> [Your instructions]
Look through the data for the string "البحر". Copy every line where it is found.

> [Input]
== == ==

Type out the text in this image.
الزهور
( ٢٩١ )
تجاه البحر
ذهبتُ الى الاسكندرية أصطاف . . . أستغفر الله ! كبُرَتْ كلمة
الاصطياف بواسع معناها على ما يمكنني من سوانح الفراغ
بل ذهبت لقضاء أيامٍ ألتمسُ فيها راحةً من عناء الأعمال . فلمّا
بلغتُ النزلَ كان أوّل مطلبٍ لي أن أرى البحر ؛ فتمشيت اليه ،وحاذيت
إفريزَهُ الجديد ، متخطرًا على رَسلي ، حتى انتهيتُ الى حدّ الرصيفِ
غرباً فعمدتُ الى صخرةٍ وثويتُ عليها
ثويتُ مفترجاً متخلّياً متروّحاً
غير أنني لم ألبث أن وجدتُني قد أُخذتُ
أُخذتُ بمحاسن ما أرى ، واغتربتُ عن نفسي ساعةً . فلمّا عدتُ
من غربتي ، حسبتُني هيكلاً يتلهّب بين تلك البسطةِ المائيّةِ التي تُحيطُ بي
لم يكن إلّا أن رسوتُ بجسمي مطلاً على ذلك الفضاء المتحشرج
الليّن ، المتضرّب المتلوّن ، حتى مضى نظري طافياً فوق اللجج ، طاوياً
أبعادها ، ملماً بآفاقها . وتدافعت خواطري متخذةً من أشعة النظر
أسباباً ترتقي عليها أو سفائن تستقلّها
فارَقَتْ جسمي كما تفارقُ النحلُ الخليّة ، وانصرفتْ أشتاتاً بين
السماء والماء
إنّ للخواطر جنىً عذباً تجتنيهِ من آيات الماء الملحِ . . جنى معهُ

== == ==

> [Response to this task]
تجاه البحر
بلغتُ النزلَ كان أوّل مطلبٍ لي أن أرى البحر ؛ فتمشيت اليه ،وحاذيت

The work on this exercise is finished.